=== WHAT THE EXERCISE ASKS ===
Identify all lines in the listing that include the word "subtitle", and copy them out.

## Start GIVEN INFORMATION

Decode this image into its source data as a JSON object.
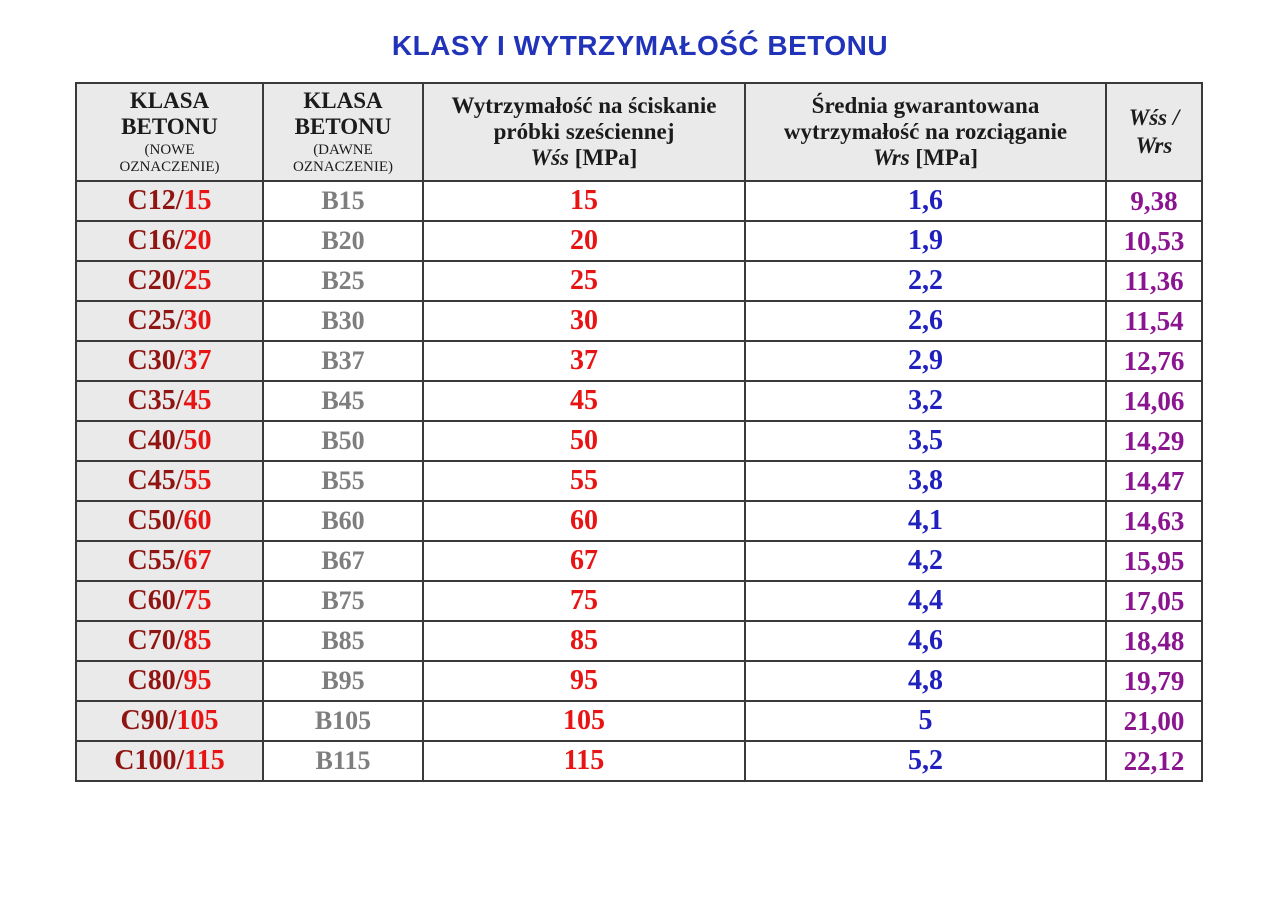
{
  "title": "KLASY I WYTRZYMAŁOŚĆ BETONU",
  "colors": {
    "title_blue": "#2133b8",
    "class_new_dark": "#8e1512",
    "value_red": "#e81414",
    "class_old_gray": "#7e7e7e",
    "value_blue": "#2020bf",
    "value_purple": "#8b1590",
    "header_bg": "#eaeaea",
    "grid_line": "#3a3a3a"
  },
  "table": {
    "headers": {
      "class_new": {
        "title": "KLASA BETONU",
        "subtitle": "(NOWE OZNACZENIE)"
      },
      "class_old": {
        "title": "KLASA BETONU",
        "subtitle": "(DAWNE OZNACZENIE)"
      },
      "wss": {
        "title": "Wytrzymałość na ściskanie próbki sześciennej",
        "symbol": "Wśs",
        "unit": "[MPa]"
      },
      "wrs": {
        "title": "Średnia gwarantowana wytrzymałość na rozciąganie",
        "symbol": "Wrs",
        "unit": "[MPa]"
      },
      "ratio": {
        "line1": "Wśs /",
        "line2": "Wrs"
      }
    },
    "rows": [
      {
        "new_prefix": "C12/",
        "new_suffix": "15",
        "old": "B15",
        "wss": "15",
        "wrs": "1,6",
        "ratio": "9,38"
      },
      {
        "new_prefix": "C16/",
        "new_suffix": "20",
        "old": "B20",
        "wss": "20",
        "wrs": "1,9",
        "ratio": "10,53"
      },
      {
        "new_prefix": "C20/",
        "new_suffix": "25",
        "old": "B25",
        "wss": "25",
        "wrs": "2,2",
        "ratio": "11,36"
      },
      {
        "new_prefix": "C25/",
        "new_suffix": "30",
        "old": "B30",
        "wss": "30",
        "wrs": "2,6",
        "ratio": "11,54"
      },
      {
        "new_prefix": "C30/",
        "new_suffix": "37",
        "old": "B37",
        "wss": "37",
        "wrs": "2,9",
        "ratio": "12,76"
      },
      {
        "new_prefix": "C35/",
        "new_suffix": "45",
        "old": "B45",
        "wss": "45",
        "wrs": "3,2",
        "ratio": "14,06"
      },
      {
        "new_prefix": "C40/",
        "new_suffix": "50",
        "old": "B50",
        "wss": "50",
        "wrs": "3,5",
        "ratio": "14,29"
      },
      {
        "new_prefix": "C45/",
        "new_suffix": "55",
        "old": "B55",
        "wss": "55",
        "wrs": "3,8",
        "ratio": "14,47"
      },
      {
        "new_prefix": "C50/",
        "new_suffix": "60",
        "old": "B60",
        "wss": "60",
        "wrs": "4,1",
        "ratio": "14,63"
      },
      {
        "new_prefix": "C55/",
        "new_suffix": "67",
        "old": "B67",
        "wss": "67",
        "wrs": "4,2",
        "ratio": "15,95"
      },
      {
        "new_prefix": "C60/",
        "new_suffix": "75",
        "old": "B75",
        "wss": "75",
        "wrs": "4,4",
        "ratio": "17,05"
      },
      {
        "new_prefix": "C70/",
        "new_suffix": "85",
        "old": "B85",
        "wss": "85",
        "wrs": "4,6",
        "ratio": "18,48"
      },
      {
        "new_prefix": "C80/",
        "new_suffix": "95",
        "old": "B95",
        "wss": "95",
        "wrs": "4,8",
        "ratio": "19,79"
      },
      {
        "new_prefix": "C90/",
        "new_suffix": "105",
        "old": "B105",
        "wss": "105",
        "wrs": "5",
        "ratio": "21,00"
      },
      {
        "new_prefix": "C100/",
        "new_suffix": "115",
        "old": "B115",
        "wss": "115",
        "wrs": "5,2",
        "ratio": "22,12"
      }
    ]
  }
}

## End GIVEN INFORMATION

=== COMPLETED TASK ===
        "subtitle": "(NOWE OZNACZENIE)"
        "subtitle": "(DAWNE OZNACZENIE)"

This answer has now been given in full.